PROMPT
All records are to be retyped faithfully and completely.

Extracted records
______________________________
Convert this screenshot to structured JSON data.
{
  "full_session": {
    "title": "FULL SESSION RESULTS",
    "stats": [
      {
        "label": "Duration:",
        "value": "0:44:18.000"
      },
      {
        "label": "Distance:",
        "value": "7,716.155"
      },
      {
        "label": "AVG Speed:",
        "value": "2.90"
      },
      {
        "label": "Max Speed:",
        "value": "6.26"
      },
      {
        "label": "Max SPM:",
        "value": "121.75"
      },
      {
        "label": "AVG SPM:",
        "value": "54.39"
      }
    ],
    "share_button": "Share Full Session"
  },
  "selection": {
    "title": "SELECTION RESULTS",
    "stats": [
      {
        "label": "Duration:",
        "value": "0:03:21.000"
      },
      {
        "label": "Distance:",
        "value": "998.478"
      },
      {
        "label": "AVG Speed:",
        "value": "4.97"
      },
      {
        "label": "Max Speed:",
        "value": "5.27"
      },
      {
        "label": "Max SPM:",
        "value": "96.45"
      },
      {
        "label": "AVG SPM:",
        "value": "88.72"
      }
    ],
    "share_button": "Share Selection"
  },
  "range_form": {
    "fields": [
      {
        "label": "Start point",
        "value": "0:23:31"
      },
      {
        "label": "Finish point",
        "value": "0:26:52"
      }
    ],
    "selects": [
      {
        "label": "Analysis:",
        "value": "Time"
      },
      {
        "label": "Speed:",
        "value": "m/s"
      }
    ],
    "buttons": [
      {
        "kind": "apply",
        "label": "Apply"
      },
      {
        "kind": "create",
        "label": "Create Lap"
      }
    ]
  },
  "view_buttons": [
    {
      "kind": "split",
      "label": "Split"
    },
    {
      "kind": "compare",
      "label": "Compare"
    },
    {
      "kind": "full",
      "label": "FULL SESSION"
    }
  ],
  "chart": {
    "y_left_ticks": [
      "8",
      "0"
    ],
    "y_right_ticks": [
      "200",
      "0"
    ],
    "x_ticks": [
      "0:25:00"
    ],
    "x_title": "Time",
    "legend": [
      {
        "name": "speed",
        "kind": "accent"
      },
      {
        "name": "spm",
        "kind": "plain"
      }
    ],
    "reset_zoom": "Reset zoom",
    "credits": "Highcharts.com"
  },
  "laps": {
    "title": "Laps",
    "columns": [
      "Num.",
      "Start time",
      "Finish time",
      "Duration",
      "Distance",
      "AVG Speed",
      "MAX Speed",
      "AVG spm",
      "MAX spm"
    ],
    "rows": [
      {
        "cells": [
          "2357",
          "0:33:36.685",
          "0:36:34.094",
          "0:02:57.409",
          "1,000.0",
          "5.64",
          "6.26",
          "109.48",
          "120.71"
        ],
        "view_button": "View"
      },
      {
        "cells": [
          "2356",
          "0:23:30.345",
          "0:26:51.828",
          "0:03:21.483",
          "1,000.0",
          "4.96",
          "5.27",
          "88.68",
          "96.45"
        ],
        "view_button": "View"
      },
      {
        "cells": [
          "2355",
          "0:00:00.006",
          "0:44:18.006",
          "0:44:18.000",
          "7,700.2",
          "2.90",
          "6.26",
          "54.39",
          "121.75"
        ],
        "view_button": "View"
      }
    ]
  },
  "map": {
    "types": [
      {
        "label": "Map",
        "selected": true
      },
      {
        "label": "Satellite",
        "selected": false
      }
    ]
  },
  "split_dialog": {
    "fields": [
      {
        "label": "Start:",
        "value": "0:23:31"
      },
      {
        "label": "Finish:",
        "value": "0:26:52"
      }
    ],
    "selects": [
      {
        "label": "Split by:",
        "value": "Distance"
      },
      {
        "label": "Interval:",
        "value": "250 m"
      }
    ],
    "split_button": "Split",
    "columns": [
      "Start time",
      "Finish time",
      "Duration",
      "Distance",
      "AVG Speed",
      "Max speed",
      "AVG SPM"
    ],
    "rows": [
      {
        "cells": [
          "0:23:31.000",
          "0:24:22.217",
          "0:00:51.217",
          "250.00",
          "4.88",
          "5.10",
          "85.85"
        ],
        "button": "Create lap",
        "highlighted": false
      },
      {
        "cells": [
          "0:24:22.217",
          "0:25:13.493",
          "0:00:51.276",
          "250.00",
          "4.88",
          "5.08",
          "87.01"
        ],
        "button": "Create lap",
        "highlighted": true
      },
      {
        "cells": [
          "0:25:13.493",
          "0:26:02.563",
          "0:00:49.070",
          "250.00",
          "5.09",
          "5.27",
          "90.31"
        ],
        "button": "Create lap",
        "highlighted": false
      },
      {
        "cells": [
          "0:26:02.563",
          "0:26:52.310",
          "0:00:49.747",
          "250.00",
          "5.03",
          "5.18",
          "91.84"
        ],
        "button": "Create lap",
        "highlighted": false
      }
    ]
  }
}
______________________________
OUTPUT
Convert this screenshot to structured JSON data.
{
  "full_session": {
    "title": "FULL SESSION RESULTS",
    "stats": [
      {
        "label": "Duration:",
        "value": "0:44:18.000"
      },
      {
        "label": "Distance:",
        "value": "7,716.155"
      },
      {
        "label": "AVG Speed:",
        "value": "2.90"
      },
      {
        "label": "Max Speed:",
        "value": "6.26"
      },
      {
        "label": "Max SPM:",
        "value": "121.75"
      },
      {
        "label": "AVG SPM:",
        "value": "54.39"
      }
    ],
    "share_button": "Share Full Session"
  },
  "selection": {
    "title": "SELECTION RESULTS",
    "stats": [
      {
        "label": "Duration:",
        "value": "0:03:21.000"
      },
      {
        "label": "Distance:",
        "value": "998.478"
      },
      {
        "label": "AVG Speed:",
        "value": "4.97"
      },
      {
        "label": "Max Speed:",
        "value": "5.27"
      },
      {
        "label": "Max SPM:",
        "value": "96.45"
      },
      {
        "label": "AVG SPM:",
        "value": "88.72"
      }
    ],
    "share_button": "Share Selection"
  },
  "range_form": {
    "fields": [
      {
        "label": "Start point",
        "value": "0:23:31"
      },
      {
        "label": "Finish point",
        "value": "0:26:52"
      }
    ],
    "selects": [
      {
        "label": "Analysis:",
        "value": "Time"
      },
      {
        "label": "Speed:",
        "value": "m/s"
      }
    ],
    "buttons": [
      {
        "kind": "apply",
        "label": "Apply"
      },
      {
        "kind": "create",
        "label": "Create Lap"
      }
    ]
  },
  "view_buttons": [
    {
      "kind": "split",
      "label": "Split"
    },
    {
      "kind": "compare",
      "label": "Compare"
    },
    {
      "kind": "full",
      "label": "FULL SESSION"
    }
  ],
  "chart": {
    "y_left_ticks": [
      "8",
      "0"
    ],
    "y_right_ticks": [
      "200",
      "0"
    ],
    "x_ticks": [
      "0:25:00"
    ],
    "x_title": "Time",
    "legend": [
      {
        "name": "speed",
        "kind": "accent"
      },
      {
        "name": "spm",
        "kind": "plain"
      }
    ],
    "reset_zoom": "Reset zoom",
    "credits": "Highcharts.com"
  },
  "laps": {
    "title": "Laps",
    "columns": [
      "Num.",
      "Start time",
      "Finish time",
      "Duration",
      "Distance",
      "AVG Speed",
      "MAX Speed",
      "AVG spm",
      "MAX spm"
    ],
    "rows": [
      {
        "cells": [
          "2357",
          "0:33:36.685",
          "0:36:34.094",
          "0:02:57.409",
          "1,000.0",
          "5.64",
          "6.26",
          "109.48",
          "120.71"
        ],
        "view_button": "View"
      },
      {
        "cells": [
          "2356",
          "0:23:30.345",
          "0:26:51.828",
          "0:03:21.483",
          "1,000.0",
          "4.96",
          "5.27",
          "88.68",
          "96.45"
        ],
        "view_button": "View"
      },
      {
        "cells": [
          "2355",
          "0:00:00.006",
          "0:44:18.006",
          "0:44:18.000",
          "7,700.2",
          "2.90",
          "6.26",
          "54.39",
          "121.75"
        ],
        "view_button": "View"
      }
    ]
  },
  "map": {
    "types": [
      {
        "label": "Map",
        "selected": true
      },
      {
        "label": "Satellite",
        "selected": false
      }
    ]
  },
  "split_dialog": {
    "fields": [
      {
        "label": "Start:",
        "value": "0:23:31"
      },
      {
        "label": "Finish:",
        "value": "0:26:52"
      }
    ],
    "selects": [
      {
        "label": "Split by:",
        "value": "Distance"
      },
      {
        "label": "Interval:",
        "value": "250 m"
      }
    ],
    "split_button": "Split",
    "columns": [
      "Start time",
      "Finish time",
      "Duration",
      "Distance",
      "AVG Speed",
      "Max speed",
      "AVG SPM"
    ],
    "rows": [
      {
        "cells": [
          "0:23:31.000",
          "0:24:22.217",
          "0:00:51.217",
          "250.00",
          "4.88",
          "5.10",
          "85.85"
        ],
        "button": "Create lap",
        "highlighted": false
      },
      {
        "cells": [
          "0:24:22.217",
          "0:25:13.493",
          "0:00:51.276",
          "250.00",
          "4.88",
          "5.08",
          "87.01"
        ],
        "button": "Create lap",
        "highlighted": true
      },
      {
        "cells": [
          "0:25:13.493",
          "0:26:02.563",
          "0:00:49.070",
          "250.00",
          "5.09",
          "5.27",
          "90.31"
        ],
        "button": "Create lap",
        "highlighted": false
      },
      {
        "cells": [
          "0:26:02.563",
          "0:26:52.310",
          "0:00:49.747",
          "250.00",
          "5.03",
          "5.18",
          "91.84"
        ],
        "button": "Create lap",
        "highlighted": false
      }
    ]
  }
}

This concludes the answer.